- **Problem details**
Make an exact transcription of the material, leaving out all images.

- **Source data**
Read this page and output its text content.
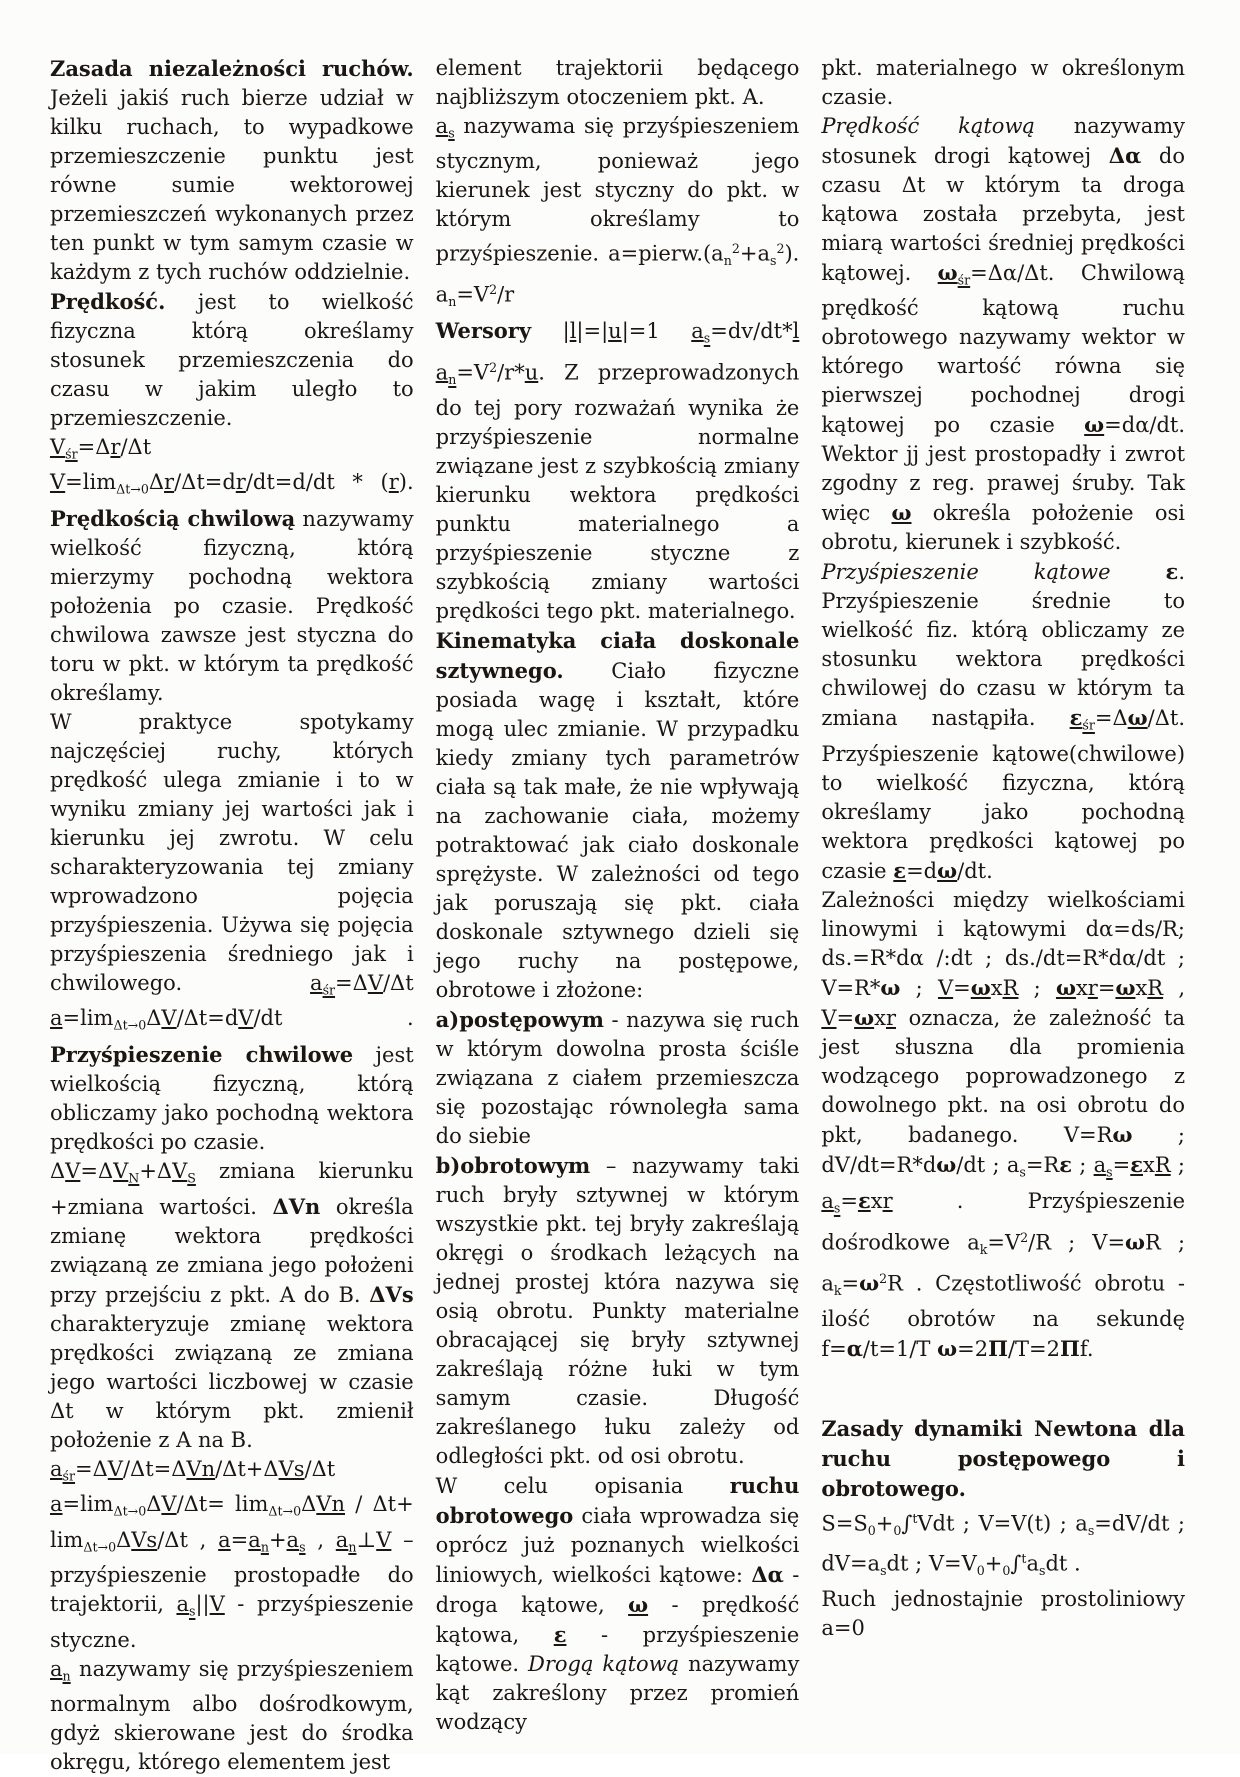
Zasada niezależności ruchów. Jeżeli jakiś ruch bierze udział w kilku ruchach, to wypadkowe przemieszczenie punktu jest równe sumie wektorowej przemieszczeń wykonanych przez ten punkt w tym samym czasie w każdym z tych ruchów oddzielnie.

Prędkość. jest to wielkość fizyczna którą określamy stosunek przemieszczenia do czasu w jakim uległo to przemieszczenie.

$V_{śr}=\Delta r/\Delta t$

$V=\lim_{\Delta t\to 0}\Delta r/\Delta t=dr/dt=d/dt * (r)$.

Prędkością chwilową nazywamy wielkość fizyczną, którą mierzymy pochodną wektora położenia po czasie. Prędkość chwilowa zawsze jest styczna do toru w pkt. w którym ta prędkość określamy.

W praktyce spotykamy najczęściej ruchy, których prędkość ulega zmianie i to w wyniku zmiany jej wartości jak i kierunku jej zwrotu. W celu scharakteryzowania tej zmiany wprowadzono pojęcia przyśpieszenia. Używa się pojęcia przyśpieszenia średniego jak i chwilowego. $a_{śr}=\Delta V/\Delta t$

$a=\lim_{\Delta t\to 0}\Delta V/\Delta t=dV/dt$ .

Przyśpieszenie chwilowe jest wielkością fizyczną, którą obliczamy jako pochodną wektora prędkości po czasie.

$\Delta V=\Delta V_N+\Delta V_S$ zmiana kierunku +zmiana wartości. ΔVn określa zmianę wektora prędkości związaną ze zmiana jego położeni przy przejściu z pkt. A do B. ΔVs charakteryzuje zmianę wektora prędkości związaną ze zmiana jego wartości liczbowej w czasie Δt w którym pkt. zmienił położenie z A na B.

$a_{śr}=\Delta V/\Delta t=\Delta Vn/\Delta t+\Delta Vs/\Delta t$

$a=\lim_{\Delta t\to 0}\Delta V/\Delta t= \lim_{\Delta t\to 0}\Delta Vn / \Delta t+ \lim_{\Delta t\to 0}\Delta Vs/\Delta t$ , $a=a_n+a_s$ , $a_n\perp V$ – przyśpieszenie prostopadłe do trajektorii, $a_s||V$ - przyśpieszenie styczne.

$a_n$ nazywamy się przyśpieszeniem normalnym albo dośrodkowym, gdyż skierowane jest do środka okręgu, którego elementem jest

element trajektorii będącego najbliższym otoczeniem pkt. A.

$a_s$ nazywama się przyśpieszeniem stycznym, ponieważ jego kierunek jest styczny do pkt. w którym określamy to przyśpieszenie. $a=pierw.(a_n^2+a_s^2)$. $a_n=V^2/r$

Wersory |l|=|u|=1 $a_s=dv/dt*l$ $a_n=V^2/r*u$. Z przeprowadzonych do tej pory rozważań wynika że przyśpieszenie normalne związane jest z szybkością zmiany kierunku wektora prędkości punktu materialnego a przyśpieszenie styczne z szybkością zmiany wartości prędkości tego pkt. materialnego.

Kinematyka ciała doskonale sztywnego. Ciało fizyczne posiada wagę i kształt, które mogą ulec zmianie. W przypadku kiedy zmiany tych parametrów ciała są tak małe, że nie wpływają na zachowanie ciała, możemy potraktować jak ciało doskonale sprężyste. W zależności od tego jak poruszają się pkt. ciała doskonale sztywnego dzieli się jego ruchy na postępowe, obrotowe i złożone:

a)postępowym - nazywa się ruch w którym dowolna prosta ściśle związana z ciałem przemieszcza się pozostając równoległa sama do siebie

b)obrotowym – nazywamy taki ruch bryły sztywnej w którym wszystkie pkt. tej bryły zakreślają okręgi o środkach leżących na jednej prostej która nazywa się osią obrotu. Punkty materialne obracającej się bryły sztywnej zakreślają różne łuki w tym samym czasie. Długość zakreślanego łuku zależy od odległości pkt. od osi obrotu.

W celu opisania ruchu obrotowego ciała wprowadza się oprócz już poznanych wielkości liniowych, wielkości kątowe: Δα -droga kątowe, ω - prędkość kątowa, ε - przyśpieszenie kątowe. Drogą kątową nazywamy kąt zakreślony przez promień wodzący

pkt. materialnego w określonym czasie.

Prędkość kątową nazywamy stosunek drogi kątowej Δα do czasu Δt w którym ta droga kątowa została przebyta, jest miarą wartości średniej prędkości kątowej. $\omega_{śr}=\Delta\alpha/\Delta t$. Chwilową prędkość kątową ruchu obrotowego nazywamy wektor w którego wartość równa się pierwszej pochodnej drogi kątowej po czasie ω=dα/dt. Wektor jj jest prostopadły i zwrot zgodny z reg. prawej śruby. Tak więc ω określa położenie osi obrotu, kierunek i szybkość.

Przyśpieszenie kątowe	ε.

Przyśpieszenie średnie to wielkość fiz. którą obliczamy ze stosunku wektora prędkości chwilowej do czasu w którym ta zmiana nastąpiła. $\varepsilon_{śr}=\Delta\omega/\Delta t$.

Przyśpieszenie kątowe(chwilowe) to wielkość fizyczna, którą określamy jako pochodną wektora prędkości kątowej po czasie ε=dω/dt.

Zależności między wielkościami linowymi i kątowymi dα=ds/R; ds.=R*dα /:dt ; ds./dt=R*dα/dt ; V=R*ω ; V=ωxR ; ωxr=ωxR , V=ωxr oznacza, że zależność ta jest słuszna dla promienia wodzącego poprowadzonego z dowolnego pkt. na osi obrotu do pkt, badanego. V=Rω ; dV/dt=R*dω/dt ; $a_s=R\varepsilon$ ; $a_s=\varepsilon xR$ ; $a_s=\varepsilon xr$ . Przyśpieszenie dośrodkowe $a_k=V^2/R$ ; V=ωR ; $a_k=\omega^2R$ . Częstotliwość obrotu - ilość obrotów na sekundę f=α/t=1/T ω=2Π/T=2Πf.

Zasady dynamiki Newtona dla ruchu postępowego i obrotowego.

$S=S_0+_0\int^tVdt$ ; V=V(t) ; $a_s=dV/dt$ ; $dV=a_sdt$ ; $V=V_0+_0\int^ta_sdt$ .

Ruch jednostajnie prostoliniowy a=0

- **Completed exercise**
Read this page and output its text content.
Zasada niezależności ruchów. Jeżeli jakiś ruch bierze udział w kilku ruchach, to wypadkowe przemieszczenie punktu jest równe sumie wektorowej przemieszczeń wykonanych przez ten punkt w tym samym czasie w każdym z tych ruchów oddzielnie.

Prędkość. jest to wielkość fizyczna którą określamy stosunek przemieszczenia do czasu w jakim uległo to przemieszczenie.

$V_{śr}=\Delta r/\Delta t$

$V=\lim_{\Delta t\to 0}\Delta r/\Delta t=dr/dt=d/dt * (r)$.

Prędkością chwilową nazywamy wielkość fizyczną, którą mierzymy pochodną wektora położenia po czasie. Prędkość chwilowa zawsze jest styczna do toru w pkt. w którym ta prędkość określamy.

W praktyce spotykamy najczęściej ruchy, których prędkość ulega zmianie i to w wyniku zmiany jej wartości jak i kierunku jej zwrotu. W celu scharakteryzowania tej zmiany wprowadzono pojęcia przyśpieszenia. Używa się pojęcia przyśpieszenia średniego jak i chwilowego. $a_{śr}=\Delta V/\Delta t$

$a=\lim_{\Delta t\to 0}\Delta V/\Delta t=dV/dt$ .

Przyśpieszenie chwilowe jest wielkością fizyczną, którą obliczamy jako pochodną wektora prędkości po czasie.

$\Delta V=\Delta V_N+\Delta V_S$ zmiana kierunku +zmiana wartości. ΔVn określa zmianę wektora prędkości związaną ze zmiana jego położeni przy przejściu z pkt. A do B. ΔVs charakteryzuje zmianę wektora prędkości związaną ze zmiana jego wartości liczbowej w czasie Δt w którym pkt. zmienił położenie z A na B.

$a_{śr}=\Delta V/\Delta t=\Delta Vn/\Delta t+\Delta Vs/\Delta t$

$a=\lim_{\Delta t\to 0}\Delta V/\Delta t= \lim_{\Delta t\to 0}\Delta Vn / \Delta t+ \lim_{\Delta t\to 0}\Delta Vs/\Delta t$ , $a=a_n+a_s$ , $a_n\perp V$ – przyśpieszenie prostopadłe do trajektorii, $a_s||V$ - przyśpieszenie styczne.

$a_n$ nazywamy się przyśpieszeniem normalnym albo dośrodkowym, gdyż skierowane jest do środka okręgu, którego elementem jest

element trajektorii będącego najbliższym otoczeniem pkt. A.

$a_s$ nazywama się przyśpieszeniem stycznym, ponieważ jego kierunek jest styczny do pkt. w którym określamy to przyśpieszenie. $a=pierw.(a_n^2+a_s^2)$. $a_n=V^2/r$

Wersory |l|=|u|=1 $a_s=dv/dt*l$ $a_n=V^2/r*u$. Z przeprowadzonych do tej pory rozważań wynika że przyśpieszenie normalne związane jest z szybkością zmiany kierunku wektora prędkości punktu materialnego a przyśpieszenie styczne z szybkością zmiany wartości prędkości tego pkt. materialnego.

Kinematyka ciała doskonale sztywnego. Ciało fizyczne posiada wagę i kształt, które mogą ulec zmianie. W przypadku kiedy zmiany tych parametrów ciała są tak małe, że nie wpływają na zachowanie ciała, możemy potraktować jak ciało doskonale sprężyste. W zależności od tego jak poruszają się pkt. ciała doskonale sztywnego dzieli się jego ruchy na postępowe, obrotowe i złożone:

a)postępowym - nazywa się ruch w którym dowolna prosta ściśle związana z ciałem przemieszcza się pozostając równoległa sama do siebie

b)obrotowym – nazywamy taki ruch bryły sztywnej w którym wszystkie pkt. tej bryły zakreślają okręgi o środkach leżących na jednej prostej która nazywa się osią obrotu. Punkty materialne obracającej się bryły sztywnej zakreślają różne łuki w tym samym czasie. Długość zakreślanego łuku zależy od odległości pkt. od osi obrotu.

W celu opisania ruchu obrotowego ciała wprowadza się oprócz już poznanych wielkości liniowych, wielkości kątowe: Δα -droga kątowe, ω - prędkość kątowa, ε - przyśpieszenie kątowe. Drogą kątową nazywamy kąt zakreślony przez promień wodzący

pkt. materialnego w określonym czasie.

Prędkość kątową nazywamy stosunek drogi kątowej Δα do czasu Δt w którym ta droga kątowa została przebyta, jest miarą wartości średniej prędkości kątowej. $\omega_{śr}=\Delta\alpha/\Delta t$. Chwilową prędkość kątową ruchu obrotowego nazywamy wektor w którego wartość równa się pierwszej pochodnej drogi kątowej po czasie ω=dα/dt. Wektor jj jest prostopadły i zwrot zgodny z reg. prawej śruby. Tak więc ω określa położenie osi obrotu, kierunek i szybkość.

Przyśpieszenie kątowe	ε.

Przyśpieszenie średnie to wielkość fiz. którą obliczamy ze stosunku wektora prędkości chwilowej do czasu w którym ta zmiana nastąpiła. $\varepsilon_{śr}=\Delta\omega/\Delta t$.

Przyśpieszenie kątowe(chwilowe) to wielkość fizyczna, którą określamy jako pochodną wektora prędkości kątowej po czasie ε=dω/dt.

Zależności między wielkościami linowymi i kątowymi dα=ds/R; ds.=R*dα /:dt ; ds./dt=R*dα/dt ; V=R*ω ; V=ωxR ; ωxr=ωxR , V=ωxr oznacza, że zależność ta jest słuszna dla promienia wodzącego poprowadzonego z dowolnego pkt. na osi obrotu do pkt, badanego. V=Rω ; dV/dt=R*dω/dt ; $a_s=R\varepsilon$ ; $a_s=\varepsilon xR$ ; $a_s=\varepsilon xr$ . Przyśpieszenie dośrodkowe $a_k=V^2/R$ ; V=ωR ; $a_k=\omega^2R$ . Częstotliwość obrotu - ilość obrotów na sekundę f=α/t=1/T ω=2Π/T=2Πf.

Zasady dynamiki Newtona dla ruchu postępowego i obrotowego.

$S=S_0+_0\int^tVdt$ ; V=V(t) ; $a_s=dV/dt$ ; $dV=a_sdt$ ; $V=V_0+_0\int^ta_sdt$ .

Ruch jednostajnie prostoliniowy a=0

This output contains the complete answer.